[Start INPUT FOR THIS TASK]
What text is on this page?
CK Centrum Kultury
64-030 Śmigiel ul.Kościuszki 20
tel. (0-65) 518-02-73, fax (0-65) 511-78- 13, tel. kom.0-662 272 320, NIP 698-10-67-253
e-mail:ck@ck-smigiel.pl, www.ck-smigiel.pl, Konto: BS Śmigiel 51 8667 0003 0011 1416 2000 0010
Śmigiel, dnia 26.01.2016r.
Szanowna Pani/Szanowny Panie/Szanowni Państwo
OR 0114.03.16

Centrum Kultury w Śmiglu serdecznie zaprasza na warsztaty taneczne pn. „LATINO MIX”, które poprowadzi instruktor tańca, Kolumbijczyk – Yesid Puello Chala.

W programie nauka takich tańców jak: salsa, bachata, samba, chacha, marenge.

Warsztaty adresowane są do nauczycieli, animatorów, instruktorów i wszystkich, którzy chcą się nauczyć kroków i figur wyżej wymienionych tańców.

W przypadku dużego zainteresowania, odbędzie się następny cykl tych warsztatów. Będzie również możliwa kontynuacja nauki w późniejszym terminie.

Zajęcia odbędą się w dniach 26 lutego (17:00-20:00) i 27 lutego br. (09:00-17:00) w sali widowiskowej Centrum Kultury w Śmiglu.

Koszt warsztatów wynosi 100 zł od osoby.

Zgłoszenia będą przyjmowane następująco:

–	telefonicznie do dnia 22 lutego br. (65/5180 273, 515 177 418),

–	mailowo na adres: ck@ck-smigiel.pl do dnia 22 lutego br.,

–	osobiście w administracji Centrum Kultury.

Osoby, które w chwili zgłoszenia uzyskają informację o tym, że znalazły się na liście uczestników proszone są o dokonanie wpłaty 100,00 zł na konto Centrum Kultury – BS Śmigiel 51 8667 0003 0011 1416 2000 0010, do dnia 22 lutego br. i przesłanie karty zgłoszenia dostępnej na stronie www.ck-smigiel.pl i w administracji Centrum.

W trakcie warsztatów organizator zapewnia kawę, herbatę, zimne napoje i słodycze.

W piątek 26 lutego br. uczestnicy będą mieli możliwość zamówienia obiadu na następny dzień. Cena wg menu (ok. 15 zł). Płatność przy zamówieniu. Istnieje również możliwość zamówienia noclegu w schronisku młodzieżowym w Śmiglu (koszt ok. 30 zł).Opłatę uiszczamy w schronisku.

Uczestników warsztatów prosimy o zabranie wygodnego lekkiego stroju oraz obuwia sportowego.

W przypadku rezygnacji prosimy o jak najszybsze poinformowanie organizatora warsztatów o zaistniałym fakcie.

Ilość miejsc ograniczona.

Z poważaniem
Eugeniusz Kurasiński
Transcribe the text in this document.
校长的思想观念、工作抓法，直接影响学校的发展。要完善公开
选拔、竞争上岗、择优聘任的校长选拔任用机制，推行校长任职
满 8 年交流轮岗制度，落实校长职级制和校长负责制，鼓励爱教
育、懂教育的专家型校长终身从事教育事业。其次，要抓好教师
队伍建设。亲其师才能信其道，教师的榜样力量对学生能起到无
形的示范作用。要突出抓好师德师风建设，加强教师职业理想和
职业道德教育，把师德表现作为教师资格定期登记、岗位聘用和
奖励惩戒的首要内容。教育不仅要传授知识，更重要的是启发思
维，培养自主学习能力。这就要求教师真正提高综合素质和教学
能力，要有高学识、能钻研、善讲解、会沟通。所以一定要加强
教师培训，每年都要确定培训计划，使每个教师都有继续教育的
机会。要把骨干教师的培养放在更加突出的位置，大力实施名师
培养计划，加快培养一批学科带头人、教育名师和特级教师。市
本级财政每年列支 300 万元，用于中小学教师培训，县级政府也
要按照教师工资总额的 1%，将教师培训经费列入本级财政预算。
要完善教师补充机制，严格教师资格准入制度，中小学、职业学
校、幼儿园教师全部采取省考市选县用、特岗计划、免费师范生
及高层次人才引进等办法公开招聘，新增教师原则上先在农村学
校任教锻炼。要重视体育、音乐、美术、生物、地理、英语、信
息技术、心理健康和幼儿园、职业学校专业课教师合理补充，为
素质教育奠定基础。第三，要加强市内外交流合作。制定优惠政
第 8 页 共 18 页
[End INPUT FOR THIS TASK]
[Start INPUT FOR THIS TASK]
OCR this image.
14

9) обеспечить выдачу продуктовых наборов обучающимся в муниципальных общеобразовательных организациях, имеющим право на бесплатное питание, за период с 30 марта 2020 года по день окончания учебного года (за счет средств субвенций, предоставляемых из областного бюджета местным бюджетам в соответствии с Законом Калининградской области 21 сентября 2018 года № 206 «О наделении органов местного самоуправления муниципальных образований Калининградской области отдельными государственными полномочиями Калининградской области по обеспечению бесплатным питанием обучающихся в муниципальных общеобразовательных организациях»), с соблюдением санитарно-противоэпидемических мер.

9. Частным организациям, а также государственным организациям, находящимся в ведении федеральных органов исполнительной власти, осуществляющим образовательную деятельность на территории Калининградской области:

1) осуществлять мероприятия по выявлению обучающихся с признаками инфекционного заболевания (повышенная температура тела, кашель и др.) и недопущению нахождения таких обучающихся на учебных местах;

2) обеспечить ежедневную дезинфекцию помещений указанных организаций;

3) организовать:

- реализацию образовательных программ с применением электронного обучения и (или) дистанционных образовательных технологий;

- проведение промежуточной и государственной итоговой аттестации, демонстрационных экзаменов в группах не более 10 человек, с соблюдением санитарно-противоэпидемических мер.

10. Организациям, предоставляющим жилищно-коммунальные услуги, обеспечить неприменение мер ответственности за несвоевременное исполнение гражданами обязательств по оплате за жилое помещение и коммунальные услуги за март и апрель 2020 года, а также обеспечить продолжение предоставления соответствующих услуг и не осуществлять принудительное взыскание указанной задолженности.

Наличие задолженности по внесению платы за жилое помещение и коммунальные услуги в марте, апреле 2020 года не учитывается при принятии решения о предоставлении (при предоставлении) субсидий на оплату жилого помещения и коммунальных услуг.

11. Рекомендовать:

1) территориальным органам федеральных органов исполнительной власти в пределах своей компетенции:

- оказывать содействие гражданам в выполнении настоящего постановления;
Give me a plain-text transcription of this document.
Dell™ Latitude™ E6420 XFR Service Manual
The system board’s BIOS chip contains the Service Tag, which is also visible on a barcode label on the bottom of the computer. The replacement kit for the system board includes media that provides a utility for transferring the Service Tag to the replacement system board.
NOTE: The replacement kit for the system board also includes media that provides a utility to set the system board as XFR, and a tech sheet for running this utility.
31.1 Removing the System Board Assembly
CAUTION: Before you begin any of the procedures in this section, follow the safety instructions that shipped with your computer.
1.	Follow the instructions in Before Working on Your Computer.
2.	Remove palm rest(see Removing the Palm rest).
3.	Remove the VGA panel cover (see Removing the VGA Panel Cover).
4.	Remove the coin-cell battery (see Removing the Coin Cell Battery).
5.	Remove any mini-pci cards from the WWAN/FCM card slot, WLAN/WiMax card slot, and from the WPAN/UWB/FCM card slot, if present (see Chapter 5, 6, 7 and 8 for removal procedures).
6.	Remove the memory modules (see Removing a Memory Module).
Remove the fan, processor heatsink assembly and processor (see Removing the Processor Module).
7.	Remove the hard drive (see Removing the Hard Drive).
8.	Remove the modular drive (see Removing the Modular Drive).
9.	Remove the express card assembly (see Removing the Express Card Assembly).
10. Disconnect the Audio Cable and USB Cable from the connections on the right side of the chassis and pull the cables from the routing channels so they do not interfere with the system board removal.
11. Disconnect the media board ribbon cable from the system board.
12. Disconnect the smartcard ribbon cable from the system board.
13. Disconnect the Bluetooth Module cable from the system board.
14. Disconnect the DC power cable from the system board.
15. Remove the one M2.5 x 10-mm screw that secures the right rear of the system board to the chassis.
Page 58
[End INPUT FOR THIS TASK]
* **GIVEN PROBLEM**: Out of the material above, select every line that holds the string "помещение".

* **EXERCISE RESPONSE**:
10. Организациям, предоставляющим жилищно-коммунальные услуги, обеспечить неприменение мер ответственности за несвоевременное исполнение гражданами обязательств по оплате за жилое помещение и коммунальные услуги за март и апрель 2020 года, а также обеспечить продолжение предоставления соответствующих услуг и не осуществлять принудительное взыскание указанной задолженности.
Наличие задолженности по внесению платы за жилое помещение и коммунальные услуги в марте, апреле 2020 года не учитывается при принятии решения о предоставлении (при предоставлении) субсидий на оплату жилого помещения и коммунальных услуг.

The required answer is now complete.